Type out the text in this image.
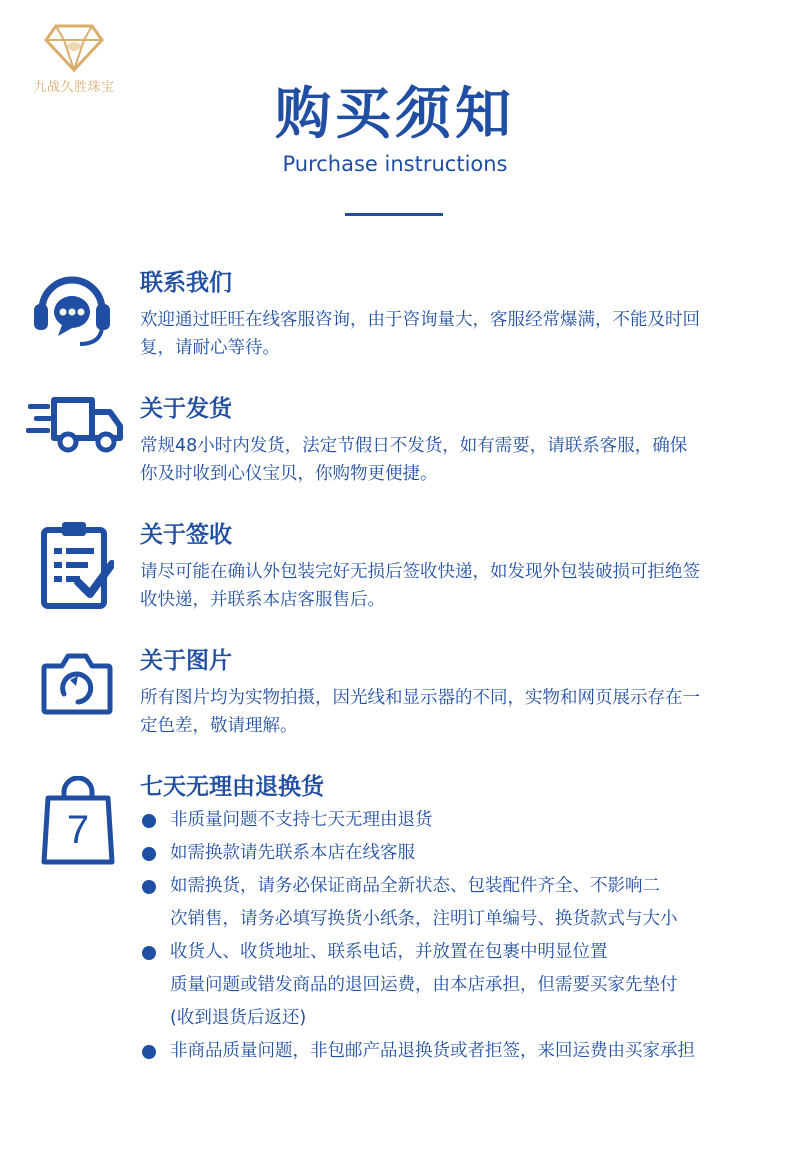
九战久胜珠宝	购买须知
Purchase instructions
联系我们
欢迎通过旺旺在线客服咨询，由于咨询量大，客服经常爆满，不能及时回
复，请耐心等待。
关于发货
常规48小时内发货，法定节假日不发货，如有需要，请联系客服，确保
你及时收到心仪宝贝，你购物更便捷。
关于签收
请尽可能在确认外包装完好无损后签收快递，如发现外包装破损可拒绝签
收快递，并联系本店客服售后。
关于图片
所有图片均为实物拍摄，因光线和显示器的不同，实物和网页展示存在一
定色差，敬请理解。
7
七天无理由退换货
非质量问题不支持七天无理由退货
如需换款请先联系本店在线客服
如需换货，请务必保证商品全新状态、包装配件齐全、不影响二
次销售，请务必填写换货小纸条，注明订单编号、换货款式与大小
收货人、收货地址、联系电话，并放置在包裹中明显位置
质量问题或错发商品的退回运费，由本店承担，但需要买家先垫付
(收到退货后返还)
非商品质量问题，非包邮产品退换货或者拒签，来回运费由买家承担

--*--

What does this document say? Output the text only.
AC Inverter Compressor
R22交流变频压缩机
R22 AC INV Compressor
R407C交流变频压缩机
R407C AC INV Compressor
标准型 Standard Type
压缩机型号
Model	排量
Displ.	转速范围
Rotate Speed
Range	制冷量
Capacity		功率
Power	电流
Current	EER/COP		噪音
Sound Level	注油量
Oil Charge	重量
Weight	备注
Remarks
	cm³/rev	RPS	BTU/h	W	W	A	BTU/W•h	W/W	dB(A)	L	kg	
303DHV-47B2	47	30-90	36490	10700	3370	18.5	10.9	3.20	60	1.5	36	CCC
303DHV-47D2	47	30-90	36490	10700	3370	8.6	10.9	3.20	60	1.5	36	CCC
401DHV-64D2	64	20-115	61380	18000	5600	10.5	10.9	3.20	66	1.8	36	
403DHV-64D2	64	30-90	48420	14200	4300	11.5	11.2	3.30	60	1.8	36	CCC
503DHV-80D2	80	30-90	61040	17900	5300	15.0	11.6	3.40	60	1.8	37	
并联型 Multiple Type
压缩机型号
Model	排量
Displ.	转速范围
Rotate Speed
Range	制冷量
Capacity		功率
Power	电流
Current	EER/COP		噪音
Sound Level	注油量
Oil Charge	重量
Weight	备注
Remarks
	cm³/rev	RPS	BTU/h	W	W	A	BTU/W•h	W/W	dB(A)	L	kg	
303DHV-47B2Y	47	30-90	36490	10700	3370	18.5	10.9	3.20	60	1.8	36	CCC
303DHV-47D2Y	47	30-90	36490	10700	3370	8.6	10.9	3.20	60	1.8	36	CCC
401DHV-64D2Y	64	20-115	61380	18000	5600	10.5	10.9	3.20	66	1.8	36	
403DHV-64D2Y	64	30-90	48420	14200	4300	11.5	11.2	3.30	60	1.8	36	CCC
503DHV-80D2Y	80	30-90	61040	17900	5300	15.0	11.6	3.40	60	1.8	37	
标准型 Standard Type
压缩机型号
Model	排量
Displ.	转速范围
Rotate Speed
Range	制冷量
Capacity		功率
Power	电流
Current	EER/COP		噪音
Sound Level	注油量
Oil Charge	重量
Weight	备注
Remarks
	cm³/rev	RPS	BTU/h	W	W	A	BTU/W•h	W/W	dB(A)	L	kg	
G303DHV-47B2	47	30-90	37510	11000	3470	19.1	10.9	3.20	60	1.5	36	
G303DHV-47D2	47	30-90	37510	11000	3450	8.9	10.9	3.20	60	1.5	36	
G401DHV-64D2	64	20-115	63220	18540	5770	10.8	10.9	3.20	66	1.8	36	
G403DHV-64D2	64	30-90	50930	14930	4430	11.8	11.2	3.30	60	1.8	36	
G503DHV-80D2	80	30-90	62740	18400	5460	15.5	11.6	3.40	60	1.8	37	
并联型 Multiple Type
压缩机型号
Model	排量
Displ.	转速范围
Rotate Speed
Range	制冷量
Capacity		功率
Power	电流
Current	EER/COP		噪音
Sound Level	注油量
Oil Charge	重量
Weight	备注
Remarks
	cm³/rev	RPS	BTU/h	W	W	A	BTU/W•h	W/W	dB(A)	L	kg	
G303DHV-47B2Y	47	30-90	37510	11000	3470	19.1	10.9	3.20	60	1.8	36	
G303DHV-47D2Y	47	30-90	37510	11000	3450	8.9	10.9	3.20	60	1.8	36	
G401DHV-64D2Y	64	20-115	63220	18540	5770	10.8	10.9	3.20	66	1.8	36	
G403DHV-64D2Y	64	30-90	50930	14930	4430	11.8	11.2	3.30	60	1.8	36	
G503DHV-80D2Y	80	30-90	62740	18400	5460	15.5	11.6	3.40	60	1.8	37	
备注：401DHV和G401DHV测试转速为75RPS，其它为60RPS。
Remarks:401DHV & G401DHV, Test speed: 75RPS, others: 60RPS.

--*--

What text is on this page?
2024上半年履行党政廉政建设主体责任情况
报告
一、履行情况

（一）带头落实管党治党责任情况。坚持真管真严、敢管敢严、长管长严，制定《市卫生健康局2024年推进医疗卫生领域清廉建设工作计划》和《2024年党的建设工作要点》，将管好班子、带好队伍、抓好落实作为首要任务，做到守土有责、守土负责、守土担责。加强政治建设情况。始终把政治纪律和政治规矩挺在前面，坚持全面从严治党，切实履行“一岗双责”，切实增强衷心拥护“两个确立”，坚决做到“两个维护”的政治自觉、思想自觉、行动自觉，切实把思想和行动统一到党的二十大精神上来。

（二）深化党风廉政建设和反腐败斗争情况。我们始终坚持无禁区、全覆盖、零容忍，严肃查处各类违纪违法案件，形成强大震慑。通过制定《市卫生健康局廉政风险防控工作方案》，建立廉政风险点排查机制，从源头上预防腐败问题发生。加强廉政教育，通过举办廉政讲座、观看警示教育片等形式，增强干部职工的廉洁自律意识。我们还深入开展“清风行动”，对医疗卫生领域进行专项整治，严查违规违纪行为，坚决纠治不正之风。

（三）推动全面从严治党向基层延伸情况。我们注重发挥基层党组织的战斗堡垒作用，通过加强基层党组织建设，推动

--*--

Stated exercise | Extract every line above containing the word "Compressor".

Task response |
AC Inverter Compressor
R22 AC INV Compressor
R407C AC INV Compressor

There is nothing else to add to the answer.